Problem to work on
Search the entries for the word "this" and pull out each line that has it.

Input data

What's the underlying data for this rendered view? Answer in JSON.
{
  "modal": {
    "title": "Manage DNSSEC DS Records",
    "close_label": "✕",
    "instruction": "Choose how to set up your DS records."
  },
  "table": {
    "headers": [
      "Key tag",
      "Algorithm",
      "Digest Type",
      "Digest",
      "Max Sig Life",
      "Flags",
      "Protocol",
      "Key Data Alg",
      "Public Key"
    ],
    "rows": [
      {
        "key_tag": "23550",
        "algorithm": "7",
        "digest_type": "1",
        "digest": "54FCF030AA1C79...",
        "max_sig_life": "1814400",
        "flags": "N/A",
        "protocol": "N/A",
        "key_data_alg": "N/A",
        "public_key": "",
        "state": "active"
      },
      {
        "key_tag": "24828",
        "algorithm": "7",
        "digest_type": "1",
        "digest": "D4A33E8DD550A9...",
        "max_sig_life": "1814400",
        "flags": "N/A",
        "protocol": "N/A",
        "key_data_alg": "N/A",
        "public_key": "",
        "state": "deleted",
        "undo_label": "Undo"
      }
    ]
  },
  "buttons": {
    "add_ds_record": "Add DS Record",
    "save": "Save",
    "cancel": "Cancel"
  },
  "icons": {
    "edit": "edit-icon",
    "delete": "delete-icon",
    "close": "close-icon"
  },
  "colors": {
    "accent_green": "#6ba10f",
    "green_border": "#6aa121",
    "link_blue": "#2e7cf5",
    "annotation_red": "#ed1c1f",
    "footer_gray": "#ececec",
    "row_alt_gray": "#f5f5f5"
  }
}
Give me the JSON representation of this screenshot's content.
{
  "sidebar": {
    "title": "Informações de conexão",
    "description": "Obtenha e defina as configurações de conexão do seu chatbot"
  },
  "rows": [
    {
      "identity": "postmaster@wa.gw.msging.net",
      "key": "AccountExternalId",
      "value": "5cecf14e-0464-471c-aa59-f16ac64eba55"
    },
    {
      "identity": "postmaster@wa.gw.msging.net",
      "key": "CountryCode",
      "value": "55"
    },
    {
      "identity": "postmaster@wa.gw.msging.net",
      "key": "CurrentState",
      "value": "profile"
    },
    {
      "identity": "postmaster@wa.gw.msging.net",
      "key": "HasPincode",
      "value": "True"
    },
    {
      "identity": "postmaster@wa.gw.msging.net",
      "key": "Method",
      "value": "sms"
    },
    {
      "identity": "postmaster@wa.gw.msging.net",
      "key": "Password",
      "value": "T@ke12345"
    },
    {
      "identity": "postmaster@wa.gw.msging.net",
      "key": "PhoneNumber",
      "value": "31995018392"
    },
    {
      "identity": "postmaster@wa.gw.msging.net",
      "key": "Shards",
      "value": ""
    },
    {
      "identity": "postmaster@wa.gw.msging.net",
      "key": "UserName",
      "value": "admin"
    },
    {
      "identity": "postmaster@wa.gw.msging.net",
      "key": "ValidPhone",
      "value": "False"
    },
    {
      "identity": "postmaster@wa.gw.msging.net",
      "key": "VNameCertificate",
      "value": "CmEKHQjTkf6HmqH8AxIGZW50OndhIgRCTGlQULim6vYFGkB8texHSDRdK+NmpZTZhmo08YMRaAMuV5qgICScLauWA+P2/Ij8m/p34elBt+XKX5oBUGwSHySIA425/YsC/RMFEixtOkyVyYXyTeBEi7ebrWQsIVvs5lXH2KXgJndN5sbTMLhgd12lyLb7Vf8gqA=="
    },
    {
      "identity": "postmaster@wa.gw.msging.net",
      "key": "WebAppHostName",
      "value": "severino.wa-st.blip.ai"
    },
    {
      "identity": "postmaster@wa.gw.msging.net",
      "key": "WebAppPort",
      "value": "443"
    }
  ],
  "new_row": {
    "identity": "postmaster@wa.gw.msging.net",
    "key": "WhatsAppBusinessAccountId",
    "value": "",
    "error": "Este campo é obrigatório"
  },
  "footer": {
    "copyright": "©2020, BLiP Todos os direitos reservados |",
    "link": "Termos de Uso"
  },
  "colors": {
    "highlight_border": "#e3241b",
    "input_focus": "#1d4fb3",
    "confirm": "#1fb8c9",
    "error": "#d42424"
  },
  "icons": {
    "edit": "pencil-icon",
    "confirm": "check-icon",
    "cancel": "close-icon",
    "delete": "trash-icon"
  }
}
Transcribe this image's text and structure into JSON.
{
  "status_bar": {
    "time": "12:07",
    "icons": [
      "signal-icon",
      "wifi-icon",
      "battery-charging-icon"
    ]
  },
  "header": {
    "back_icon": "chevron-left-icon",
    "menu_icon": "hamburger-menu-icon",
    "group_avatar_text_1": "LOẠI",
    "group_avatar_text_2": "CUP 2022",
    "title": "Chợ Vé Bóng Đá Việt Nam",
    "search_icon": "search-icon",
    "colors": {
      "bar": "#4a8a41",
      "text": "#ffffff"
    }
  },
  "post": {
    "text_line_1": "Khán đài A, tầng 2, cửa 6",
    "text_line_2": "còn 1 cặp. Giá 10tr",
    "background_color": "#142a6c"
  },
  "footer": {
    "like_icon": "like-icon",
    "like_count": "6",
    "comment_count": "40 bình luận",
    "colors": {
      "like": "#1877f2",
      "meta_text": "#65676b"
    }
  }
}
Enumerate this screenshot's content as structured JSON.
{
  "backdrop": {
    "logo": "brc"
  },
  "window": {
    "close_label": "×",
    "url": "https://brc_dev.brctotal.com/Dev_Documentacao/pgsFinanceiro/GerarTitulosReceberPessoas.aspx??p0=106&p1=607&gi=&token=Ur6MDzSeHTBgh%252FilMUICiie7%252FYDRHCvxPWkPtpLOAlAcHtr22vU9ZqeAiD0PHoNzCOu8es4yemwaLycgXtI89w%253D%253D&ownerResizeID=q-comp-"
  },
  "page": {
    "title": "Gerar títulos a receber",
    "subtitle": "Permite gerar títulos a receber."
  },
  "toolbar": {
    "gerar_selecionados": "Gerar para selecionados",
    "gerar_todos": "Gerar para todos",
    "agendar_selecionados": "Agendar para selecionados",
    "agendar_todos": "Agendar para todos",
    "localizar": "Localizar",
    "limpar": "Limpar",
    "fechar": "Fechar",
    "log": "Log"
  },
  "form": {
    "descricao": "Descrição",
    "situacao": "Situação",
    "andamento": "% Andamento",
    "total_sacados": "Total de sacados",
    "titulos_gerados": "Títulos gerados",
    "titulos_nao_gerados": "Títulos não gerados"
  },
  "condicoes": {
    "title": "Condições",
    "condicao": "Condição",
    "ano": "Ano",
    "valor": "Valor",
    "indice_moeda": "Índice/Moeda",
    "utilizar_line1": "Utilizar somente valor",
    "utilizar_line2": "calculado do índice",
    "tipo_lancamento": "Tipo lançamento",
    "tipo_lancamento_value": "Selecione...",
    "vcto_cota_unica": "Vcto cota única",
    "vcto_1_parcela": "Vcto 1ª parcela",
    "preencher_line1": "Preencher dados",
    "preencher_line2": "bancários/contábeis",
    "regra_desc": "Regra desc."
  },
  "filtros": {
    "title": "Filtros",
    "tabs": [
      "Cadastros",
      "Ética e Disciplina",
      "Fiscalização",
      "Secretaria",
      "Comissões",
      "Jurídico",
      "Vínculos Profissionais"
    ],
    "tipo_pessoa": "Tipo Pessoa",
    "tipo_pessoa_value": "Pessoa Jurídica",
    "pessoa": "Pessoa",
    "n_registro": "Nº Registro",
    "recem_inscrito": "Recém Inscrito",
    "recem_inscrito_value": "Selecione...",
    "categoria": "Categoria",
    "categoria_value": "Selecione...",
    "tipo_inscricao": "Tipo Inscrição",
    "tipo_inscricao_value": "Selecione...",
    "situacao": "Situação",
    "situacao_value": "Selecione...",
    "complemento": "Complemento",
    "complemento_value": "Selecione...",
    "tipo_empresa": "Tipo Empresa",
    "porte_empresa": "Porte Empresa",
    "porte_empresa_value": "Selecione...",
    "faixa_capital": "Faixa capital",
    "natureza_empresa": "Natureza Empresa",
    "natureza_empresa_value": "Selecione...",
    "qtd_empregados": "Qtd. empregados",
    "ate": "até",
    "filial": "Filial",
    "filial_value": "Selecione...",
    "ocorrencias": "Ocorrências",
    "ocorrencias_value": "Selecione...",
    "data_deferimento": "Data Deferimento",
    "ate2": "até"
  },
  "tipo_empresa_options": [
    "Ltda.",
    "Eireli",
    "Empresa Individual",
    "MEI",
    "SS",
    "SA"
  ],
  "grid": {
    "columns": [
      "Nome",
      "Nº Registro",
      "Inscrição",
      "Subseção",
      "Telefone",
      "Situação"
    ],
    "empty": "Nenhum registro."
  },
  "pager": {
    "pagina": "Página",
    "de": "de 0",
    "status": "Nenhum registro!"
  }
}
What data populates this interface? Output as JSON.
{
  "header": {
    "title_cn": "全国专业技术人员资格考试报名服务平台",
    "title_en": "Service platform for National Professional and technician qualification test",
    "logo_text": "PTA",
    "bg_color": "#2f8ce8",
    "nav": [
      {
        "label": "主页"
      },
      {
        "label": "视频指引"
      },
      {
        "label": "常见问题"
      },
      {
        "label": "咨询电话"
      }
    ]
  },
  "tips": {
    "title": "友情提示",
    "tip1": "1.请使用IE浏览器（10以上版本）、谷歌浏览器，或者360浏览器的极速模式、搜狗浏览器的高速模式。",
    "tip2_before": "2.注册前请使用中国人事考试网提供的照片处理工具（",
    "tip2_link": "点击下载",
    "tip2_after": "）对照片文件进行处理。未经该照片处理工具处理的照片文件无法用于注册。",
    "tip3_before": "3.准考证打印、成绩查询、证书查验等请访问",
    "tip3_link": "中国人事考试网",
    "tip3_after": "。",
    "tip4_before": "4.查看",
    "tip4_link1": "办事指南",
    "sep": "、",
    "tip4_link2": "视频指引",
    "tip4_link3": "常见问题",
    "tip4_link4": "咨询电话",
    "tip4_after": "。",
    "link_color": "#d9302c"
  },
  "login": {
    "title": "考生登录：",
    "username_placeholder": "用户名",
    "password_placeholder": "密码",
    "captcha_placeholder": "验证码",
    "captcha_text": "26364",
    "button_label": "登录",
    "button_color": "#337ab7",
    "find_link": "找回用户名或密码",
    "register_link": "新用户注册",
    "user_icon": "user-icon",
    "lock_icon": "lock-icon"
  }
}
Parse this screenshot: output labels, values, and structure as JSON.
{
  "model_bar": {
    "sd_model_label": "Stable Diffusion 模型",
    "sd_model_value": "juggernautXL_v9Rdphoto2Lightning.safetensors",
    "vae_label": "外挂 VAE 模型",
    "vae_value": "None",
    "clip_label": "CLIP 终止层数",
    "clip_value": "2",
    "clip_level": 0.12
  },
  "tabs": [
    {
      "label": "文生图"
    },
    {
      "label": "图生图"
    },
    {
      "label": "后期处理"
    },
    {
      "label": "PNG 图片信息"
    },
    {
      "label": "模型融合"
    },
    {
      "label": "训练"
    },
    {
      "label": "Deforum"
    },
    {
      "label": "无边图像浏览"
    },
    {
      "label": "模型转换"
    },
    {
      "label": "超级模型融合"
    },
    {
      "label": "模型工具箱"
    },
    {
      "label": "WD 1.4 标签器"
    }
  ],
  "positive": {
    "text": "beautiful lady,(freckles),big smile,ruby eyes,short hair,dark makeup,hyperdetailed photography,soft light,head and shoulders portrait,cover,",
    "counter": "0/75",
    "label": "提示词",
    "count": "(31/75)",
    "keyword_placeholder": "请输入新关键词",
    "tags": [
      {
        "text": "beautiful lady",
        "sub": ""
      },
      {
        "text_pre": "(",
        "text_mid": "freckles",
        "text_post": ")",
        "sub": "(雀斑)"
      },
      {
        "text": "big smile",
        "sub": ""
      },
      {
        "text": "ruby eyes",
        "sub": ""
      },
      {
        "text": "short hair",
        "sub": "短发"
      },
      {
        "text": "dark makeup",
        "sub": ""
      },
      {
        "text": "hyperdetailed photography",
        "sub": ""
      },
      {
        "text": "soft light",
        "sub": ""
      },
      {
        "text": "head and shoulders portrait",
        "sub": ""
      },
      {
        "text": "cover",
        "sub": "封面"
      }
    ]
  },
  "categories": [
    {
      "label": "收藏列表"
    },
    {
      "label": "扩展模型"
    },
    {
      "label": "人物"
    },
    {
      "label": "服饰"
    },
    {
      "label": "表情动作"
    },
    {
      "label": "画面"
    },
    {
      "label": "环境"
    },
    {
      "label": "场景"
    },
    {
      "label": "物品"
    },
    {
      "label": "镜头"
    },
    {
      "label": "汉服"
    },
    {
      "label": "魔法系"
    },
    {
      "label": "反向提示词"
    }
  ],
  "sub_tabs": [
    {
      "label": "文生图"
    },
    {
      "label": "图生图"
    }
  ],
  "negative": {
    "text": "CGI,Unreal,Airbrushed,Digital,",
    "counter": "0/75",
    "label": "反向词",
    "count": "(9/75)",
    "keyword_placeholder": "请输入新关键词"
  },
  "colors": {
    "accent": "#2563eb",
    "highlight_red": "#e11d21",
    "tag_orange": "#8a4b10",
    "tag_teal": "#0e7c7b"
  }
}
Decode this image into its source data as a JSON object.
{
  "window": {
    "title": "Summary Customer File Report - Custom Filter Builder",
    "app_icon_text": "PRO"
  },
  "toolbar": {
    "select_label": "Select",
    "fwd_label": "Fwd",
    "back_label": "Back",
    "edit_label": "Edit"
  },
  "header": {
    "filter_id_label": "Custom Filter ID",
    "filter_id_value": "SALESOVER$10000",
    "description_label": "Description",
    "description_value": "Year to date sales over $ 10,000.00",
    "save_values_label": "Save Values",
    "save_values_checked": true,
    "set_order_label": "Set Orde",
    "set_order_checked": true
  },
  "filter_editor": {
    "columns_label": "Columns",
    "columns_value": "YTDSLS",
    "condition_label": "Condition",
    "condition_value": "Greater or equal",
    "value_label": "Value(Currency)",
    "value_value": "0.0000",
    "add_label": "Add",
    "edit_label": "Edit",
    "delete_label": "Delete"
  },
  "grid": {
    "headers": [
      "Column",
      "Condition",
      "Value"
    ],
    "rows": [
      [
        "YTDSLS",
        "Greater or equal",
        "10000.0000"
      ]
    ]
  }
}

Task solution
What's the underlying data for this rendered view? Answer in JSON.
Give me the JSON representation of this screenshot's content.
Transcribe this image's text and structure into JSON.
Enumerate this screenshot's content as structured JSON.
What data populates this interface? Output as JSON.
Parse this screenshot: output labels, values, and structure as JSON.
Decode this image into its source data as a JSON object.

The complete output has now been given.